Job: Look through the listing and locate every line containing the word "shows"; copy those lines.

────

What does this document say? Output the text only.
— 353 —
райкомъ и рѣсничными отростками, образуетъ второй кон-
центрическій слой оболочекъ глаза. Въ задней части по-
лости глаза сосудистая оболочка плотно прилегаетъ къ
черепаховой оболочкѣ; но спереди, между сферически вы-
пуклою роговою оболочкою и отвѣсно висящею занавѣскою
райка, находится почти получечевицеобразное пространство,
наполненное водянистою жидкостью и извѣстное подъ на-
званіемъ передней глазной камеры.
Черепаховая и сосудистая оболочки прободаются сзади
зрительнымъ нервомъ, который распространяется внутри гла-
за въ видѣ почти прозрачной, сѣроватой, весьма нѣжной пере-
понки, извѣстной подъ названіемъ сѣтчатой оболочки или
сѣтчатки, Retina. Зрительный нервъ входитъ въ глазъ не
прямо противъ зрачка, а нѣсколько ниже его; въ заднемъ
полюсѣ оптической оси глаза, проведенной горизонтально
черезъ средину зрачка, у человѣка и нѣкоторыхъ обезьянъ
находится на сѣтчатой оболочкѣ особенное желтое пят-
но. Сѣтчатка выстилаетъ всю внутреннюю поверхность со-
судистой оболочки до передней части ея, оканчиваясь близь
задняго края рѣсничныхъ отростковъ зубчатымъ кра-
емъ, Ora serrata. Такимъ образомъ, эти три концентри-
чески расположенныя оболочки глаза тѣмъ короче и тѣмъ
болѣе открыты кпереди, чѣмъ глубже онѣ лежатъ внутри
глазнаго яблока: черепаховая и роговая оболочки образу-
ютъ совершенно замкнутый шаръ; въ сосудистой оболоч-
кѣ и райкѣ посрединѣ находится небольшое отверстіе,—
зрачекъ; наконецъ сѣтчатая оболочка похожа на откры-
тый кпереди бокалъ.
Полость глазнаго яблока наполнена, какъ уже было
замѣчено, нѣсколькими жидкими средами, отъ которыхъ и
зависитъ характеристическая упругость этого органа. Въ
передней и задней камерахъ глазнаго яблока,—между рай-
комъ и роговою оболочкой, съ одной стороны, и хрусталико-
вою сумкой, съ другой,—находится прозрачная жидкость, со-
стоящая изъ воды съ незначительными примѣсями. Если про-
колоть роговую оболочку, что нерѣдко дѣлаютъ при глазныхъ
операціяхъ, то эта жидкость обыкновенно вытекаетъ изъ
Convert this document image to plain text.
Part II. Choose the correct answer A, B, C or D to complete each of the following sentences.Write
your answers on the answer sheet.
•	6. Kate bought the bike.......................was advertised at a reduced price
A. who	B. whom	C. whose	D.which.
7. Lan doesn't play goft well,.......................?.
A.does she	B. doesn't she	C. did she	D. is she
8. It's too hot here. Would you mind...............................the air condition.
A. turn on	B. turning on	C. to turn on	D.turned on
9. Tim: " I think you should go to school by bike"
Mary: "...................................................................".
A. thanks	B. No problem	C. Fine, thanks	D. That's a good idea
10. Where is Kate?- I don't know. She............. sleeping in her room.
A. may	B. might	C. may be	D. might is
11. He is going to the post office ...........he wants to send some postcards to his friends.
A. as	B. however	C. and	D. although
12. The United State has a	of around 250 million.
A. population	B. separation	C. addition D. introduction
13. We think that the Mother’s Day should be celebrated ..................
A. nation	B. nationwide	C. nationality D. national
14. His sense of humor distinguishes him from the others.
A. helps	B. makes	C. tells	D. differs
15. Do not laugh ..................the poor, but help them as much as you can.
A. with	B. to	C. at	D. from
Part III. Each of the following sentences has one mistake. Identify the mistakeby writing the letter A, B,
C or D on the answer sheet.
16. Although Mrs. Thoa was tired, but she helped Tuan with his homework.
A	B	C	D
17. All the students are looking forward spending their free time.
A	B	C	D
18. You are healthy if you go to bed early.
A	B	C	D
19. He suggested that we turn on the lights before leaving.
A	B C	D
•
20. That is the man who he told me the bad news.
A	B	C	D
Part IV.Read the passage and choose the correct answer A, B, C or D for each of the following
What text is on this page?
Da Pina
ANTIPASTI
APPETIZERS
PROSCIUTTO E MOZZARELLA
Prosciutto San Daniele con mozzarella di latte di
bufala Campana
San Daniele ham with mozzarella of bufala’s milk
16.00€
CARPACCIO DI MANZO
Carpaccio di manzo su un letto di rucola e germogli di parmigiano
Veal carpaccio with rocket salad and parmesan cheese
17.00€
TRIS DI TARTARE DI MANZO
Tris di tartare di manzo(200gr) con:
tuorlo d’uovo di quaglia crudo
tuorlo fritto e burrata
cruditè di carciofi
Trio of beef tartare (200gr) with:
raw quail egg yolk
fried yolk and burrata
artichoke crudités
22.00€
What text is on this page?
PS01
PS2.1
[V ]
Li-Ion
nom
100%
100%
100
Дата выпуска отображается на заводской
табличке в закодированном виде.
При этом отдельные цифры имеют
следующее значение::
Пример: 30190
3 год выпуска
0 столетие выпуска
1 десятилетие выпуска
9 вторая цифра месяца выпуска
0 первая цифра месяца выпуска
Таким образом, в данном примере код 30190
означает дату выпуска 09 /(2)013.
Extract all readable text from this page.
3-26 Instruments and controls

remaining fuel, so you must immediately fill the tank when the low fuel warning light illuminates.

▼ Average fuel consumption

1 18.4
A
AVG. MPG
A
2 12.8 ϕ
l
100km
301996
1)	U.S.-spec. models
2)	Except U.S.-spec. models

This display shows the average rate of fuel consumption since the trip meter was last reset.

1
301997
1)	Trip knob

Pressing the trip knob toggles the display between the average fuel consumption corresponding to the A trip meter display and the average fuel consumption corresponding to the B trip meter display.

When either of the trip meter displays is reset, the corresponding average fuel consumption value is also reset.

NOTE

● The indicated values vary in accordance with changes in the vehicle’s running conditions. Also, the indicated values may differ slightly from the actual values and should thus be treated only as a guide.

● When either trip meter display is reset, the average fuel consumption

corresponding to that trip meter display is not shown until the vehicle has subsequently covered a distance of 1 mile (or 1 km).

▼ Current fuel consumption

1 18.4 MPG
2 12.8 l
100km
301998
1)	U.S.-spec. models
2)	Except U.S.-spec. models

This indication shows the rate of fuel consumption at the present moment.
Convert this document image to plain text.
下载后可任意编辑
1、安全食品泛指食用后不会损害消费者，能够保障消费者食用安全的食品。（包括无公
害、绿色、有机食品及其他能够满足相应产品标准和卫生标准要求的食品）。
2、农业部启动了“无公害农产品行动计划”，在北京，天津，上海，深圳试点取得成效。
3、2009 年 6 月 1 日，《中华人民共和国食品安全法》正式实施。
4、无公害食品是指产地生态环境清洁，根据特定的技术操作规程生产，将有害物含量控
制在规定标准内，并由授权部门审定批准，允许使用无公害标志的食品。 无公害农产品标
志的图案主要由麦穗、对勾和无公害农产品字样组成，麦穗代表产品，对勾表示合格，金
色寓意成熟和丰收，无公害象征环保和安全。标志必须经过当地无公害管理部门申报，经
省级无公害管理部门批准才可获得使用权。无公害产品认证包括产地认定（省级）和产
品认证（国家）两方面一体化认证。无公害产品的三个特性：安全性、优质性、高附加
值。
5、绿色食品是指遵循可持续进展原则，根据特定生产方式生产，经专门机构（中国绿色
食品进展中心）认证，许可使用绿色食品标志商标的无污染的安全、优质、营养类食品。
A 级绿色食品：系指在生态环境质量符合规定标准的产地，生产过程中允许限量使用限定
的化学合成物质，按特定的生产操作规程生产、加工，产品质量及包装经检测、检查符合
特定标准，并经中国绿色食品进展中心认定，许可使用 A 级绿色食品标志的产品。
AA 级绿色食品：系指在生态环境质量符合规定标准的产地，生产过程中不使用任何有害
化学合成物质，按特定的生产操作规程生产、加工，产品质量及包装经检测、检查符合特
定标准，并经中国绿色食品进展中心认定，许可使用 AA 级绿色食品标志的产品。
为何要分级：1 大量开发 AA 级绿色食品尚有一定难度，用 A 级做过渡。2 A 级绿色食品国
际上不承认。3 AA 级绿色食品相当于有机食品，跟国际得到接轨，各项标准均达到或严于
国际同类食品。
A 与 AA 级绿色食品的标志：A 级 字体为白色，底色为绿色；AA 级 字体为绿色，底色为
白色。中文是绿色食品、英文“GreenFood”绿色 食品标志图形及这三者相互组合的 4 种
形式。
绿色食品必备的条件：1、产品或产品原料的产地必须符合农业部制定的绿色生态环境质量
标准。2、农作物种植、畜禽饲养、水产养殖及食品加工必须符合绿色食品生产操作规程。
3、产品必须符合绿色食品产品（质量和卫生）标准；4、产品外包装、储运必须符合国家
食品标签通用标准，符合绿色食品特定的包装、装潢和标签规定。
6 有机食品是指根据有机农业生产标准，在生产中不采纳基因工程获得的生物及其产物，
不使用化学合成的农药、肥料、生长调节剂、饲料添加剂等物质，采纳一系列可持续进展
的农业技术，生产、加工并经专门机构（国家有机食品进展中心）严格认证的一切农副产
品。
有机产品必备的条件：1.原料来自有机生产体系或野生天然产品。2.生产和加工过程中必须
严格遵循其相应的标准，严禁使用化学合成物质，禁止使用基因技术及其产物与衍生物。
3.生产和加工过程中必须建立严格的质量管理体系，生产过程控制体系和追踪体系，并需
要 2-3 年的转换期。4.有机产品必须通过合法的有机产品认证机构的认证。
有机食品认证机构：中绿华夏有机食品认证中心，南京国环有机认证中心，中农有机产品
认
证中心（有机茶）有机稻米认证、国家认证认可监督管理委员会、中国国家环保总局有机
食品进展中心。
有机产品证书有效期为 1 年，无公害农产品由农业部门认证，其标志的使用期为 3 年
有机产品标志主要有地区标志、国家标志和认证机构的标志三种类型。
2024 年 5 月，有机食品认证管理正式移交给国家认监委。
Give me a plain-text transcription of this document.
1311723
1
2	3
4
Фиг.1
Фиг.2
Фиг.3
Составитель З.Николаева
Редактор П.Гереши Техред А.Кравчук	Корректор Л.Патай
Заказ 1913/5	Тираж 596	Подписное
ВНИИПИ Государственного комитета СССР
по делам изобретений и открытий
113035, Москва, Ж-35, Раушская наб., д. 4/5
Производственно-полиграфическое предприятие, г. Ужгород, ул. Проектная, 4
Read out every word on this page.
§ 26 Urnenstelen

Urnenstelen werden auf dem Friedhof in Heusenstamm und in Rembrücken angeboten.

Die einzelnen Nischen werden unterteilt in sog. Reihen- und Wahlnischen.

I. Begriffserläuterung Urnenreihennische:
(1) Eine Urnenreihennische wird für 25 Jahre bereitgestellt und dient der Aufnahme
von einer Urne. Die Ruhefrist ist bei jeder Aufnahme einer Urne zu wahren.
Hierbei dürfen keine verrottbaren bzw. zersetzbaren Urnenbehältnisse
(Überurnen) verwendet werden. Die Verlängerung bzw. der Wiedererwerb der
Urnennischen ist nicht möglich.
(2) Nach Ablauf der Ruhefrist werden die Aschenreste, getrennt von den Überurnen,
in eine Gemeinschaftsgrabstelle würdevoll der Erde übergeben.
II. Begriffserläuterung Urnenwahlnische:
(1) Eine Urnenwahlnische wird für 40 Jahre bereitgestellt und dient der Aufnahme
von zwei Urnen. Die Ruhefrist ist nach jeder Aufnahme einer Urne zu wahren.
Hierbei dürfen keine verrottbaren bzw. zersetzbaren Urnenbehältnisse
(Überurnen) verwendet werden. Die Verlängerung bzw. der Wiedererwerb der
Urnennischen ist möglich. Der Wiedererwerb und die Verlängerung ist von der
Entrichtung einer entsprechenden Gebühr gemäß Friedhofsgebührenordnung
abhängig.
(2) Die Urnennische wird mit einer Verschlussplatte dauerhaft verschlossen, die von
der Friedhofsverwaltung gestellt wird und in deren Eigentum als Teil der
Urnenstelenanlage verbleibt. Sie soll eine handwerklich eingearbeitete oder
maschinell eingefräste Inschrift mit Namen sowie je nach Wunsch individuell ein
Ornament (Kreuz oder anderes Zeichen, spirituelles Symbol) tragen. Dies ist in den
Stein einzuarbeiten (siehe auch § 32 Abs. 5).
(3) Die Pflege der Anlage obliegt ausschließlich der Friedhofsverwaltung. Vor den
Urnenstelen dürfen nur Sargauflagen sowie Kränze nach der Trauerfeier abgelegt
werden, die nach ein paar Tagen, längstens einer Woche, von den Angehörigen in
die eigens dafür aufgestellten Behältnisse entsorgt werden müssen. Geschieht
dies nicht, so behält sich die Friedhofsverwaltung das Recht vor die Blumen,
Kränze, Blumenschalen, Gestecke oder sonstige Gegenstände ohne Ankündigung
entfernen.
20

────

Response to this task:
This display shows the average rate of fuel consumption since the trip meter was last reset.
This indication shows the rate of fuel consumption at the present moment.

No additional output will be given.